>>>

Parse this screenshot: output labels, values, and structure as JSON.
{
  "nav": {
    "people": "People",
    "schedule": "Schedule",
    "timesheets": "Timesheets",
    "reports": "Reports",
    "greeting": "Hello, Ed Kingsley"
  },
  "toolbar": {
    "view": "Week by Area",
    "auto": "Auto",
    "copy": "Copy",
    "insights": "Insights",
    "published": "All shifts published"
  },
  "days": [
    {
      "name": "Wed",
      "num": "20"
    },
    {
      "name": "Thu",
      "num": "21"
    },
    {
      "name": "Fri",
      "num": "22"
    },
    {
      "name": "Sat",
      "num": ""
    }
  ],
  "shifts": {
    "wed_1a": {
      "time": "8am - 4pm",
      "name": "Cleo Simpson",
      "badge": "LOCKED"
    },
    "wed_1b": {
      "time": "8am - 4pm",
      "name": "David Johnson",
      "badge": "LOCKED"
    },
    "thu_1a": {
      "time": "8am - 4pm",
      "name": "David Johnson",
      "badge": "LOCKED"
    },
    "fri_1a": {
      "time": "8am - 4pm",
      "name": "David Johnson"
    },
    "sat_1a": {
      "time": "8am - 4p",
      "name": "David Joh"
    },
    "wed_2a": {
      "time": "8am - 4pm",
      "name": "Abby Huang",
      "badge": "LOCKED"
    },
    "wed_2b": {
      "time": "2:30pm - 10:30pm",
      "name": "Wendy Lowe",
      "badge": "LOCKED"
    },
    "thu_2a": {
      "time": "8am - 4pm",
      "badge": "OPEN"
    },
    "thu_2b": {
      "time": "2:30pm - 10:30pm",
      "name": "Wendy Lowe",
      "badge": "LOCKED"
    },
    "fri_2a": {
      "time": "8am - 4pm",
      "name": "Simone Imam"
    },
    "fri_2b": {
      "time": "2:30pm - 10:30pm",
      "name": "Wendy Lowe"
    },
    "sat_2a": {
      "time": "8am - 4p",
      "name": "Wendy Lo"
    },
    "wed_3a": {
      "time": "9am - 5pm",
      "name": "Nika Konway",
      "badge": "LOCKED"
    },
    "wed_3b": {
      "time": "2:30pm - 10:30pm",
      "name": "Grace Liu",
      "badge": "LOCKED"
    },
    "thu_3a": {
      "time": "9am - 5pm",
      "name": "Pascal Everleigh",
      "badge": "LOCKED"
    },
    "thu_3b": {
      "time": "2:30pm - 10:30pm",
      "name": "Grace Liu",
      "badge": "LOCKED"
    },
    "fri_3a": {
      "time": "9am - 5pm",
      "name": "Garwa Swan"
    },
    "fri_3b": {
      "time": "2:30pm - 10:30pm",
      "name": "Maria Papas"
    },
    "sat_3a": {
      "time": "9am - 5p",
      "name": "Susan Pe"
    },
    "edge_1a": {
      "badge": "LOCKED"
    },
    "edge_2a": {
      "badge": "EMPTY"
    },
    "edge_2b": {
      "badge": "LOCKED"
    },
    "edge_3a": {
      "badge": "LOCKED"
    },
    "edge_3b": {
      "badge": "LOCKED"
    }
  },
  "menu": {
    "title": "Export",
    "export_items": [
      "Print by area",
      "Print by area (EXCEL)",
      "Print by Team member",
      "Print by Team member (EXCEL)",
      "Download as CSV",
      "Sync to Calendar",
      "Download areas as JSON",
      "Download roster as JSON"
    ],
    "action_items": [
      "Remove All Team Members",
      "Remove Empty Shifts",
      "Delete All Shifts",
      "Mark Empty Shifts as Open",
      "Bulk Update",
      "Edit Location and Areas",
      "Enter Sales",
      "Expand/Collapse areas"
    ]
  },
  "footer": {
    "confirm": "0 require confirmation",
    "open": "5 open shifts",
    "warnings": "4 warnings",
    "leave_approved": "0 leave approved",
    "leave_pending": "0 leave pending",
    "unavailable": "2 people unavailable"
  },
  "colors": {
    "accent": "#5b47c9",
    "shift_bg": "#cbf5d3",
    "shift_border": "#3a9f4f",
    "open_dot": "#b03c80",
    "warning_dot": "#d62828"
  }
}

<<<

Repeat each record in full; every line must match exactly.

Parse this screenshot: output labels, values, and structure as JSON.
{
  "nav": {
    "people": "People",
    "schedule": "Schedule",
    "timesheets": "Timesheets",
    "reports": "Reports",
    "greeting": "Hello, Ed Kingsley"
  },
  "toolbar": {
    "view": "Week by Area",
    "auto": "Auto",
    "copy": "Copy",
    "insights": "Insights",
    "published": "All shifts published"
  },
  "days": [
    {
      "name": "Wed",
      "num": "20"
    },
    {
      "name": "Thu",
      "num": "21"
    },
    {
      "name": "Fri",
      "num": "22"
    },
    {
      "name": "Sat",
      "num": ""
    }
  ],
  "shifts": {
    "wed_1a": {
      "time": "8am - 4pm",
      "name": "Cleo Simpson",
      "badge": "LOCKED"
    },
    "wed_1b": {
      "time": "8am - 4pm",
      "name": "David Johnson",
      "badge": "LOCKED"
    },
    "thu_1a": {
      "time": "8am - 4pm",
      "name": "David Johnson",
      "badge": "LOCKED"
    },
    "fri_1a": {
      "time": "8am - 4pm",
      "name": "David Johnson"
    },
    "sat_1a": {
      "time": "8am - 4p",
      "name": "David Joh"
    },
    "wed_2a": {
      "time": "8am - 4pm",
      "name": "Abby Huang",
      "badge": "LOCKED"
    },
    "wed_2b": {
      "time": "2:30pm - 10:30pm",
      "name": "Wendy Lowe",
      "badge": "LOCKED"
    },
    "thu_2a": {
      "time": "8am - 4pm",
      "badge": "OPEN"
    },
    "thu_2b": {
      "time": "2:30pm - 10:30pm",
      "name": "Wendy Lowe",
      "badge": "LOCKED"
    },
    "fri_2a": {
      "time": "8am - 4pm",
      "name": "Simone Imam"
    },
    "fri_2b": {
      "time": "2:30pm - 10:30pm",
      "name": "Wendy Lowe"
    },
    "sat_2a": {
      "time": "8am - 4p",
      "name": "Wendy Lo"
    },
    "wed_3a": {
      "time": "9am - 5pm",
      "name": "Nika Konway",
      "badge": "LOCKED"
    },
    "wed_3b": {
      "time": "2:30pm - 10:30pm",
      "name": "Grace Liu",
      "badge": "LOCKED"
    },
    "thu_3a": {
      "time": "9am - 5pm",
      "name": "Pascal Everleigh",
      "badge": "LOCKED"
    },
    "thu_3b": {
      "time": "2:30pm - 10:30pm",
      "name": "Grace Liu",
      "badge": "LOCKED"
    },
    "fri_3a": {
      "time": "9am - 5pm",
      "name": "Garwa Swan"
    },
    "fri_3b": {
      "time": "2:30pm - 10:30pm",
      "name": "Maria Papas"
    },
    "sat_3a": {
      "time": "9am - 5p",
      "name": "Susan Pe"
    },
    "edge_1a": {
      "badge": "LOCKED"
    },
    "edge_2a": {
      "badge": "EMPTY"
    },
    "edge_2b": {
      "badge": "LOCKED"
    },
    "edge_3a": {
      "badge": "LOCKED"
    },
    "edge_3b": {
      "badge": "LOCKED"
    }
  },
  "menu": {
    "title": "Export",
    "export_items": [
      "Print by area",
      "Print by area (EXCEL)",
      "Print by Team member",
      "Print by Team member (EXCEL)",
      "Download as CSV",
      "Sync to Calendar",
      "Download areas as JSON",
      "Download roster as JSON"
    ],
    "action_items": [
      "Remove All Team Members",
      "Remove Empty Shifts",
      "Delete All Shifts",
      "Mark Empty Shifts as Open",
      "Bulk Update",
      "Edit Location and Areas",
      "Enter Sales",
      "Expand/Collapse areas"
    ]
  },
  "footer": {
    "confirm": "0 require confirmation",
    "open": "5 open shifts",
    "warnings": "4 warnings",
    "leave_approved": "0 leave approved",
    "leave_pending": "0 leave pending",
    "unavailable": "2 people unavailable"
  },
  "colors": {
    "accent": "#5b47c9",
    "shift_bg": "#cbf5d3",
    "shift_border": "#3a9f4f",
    "open_dot": "#b03c80",
    "warning_dot": "#d62828"
  }
}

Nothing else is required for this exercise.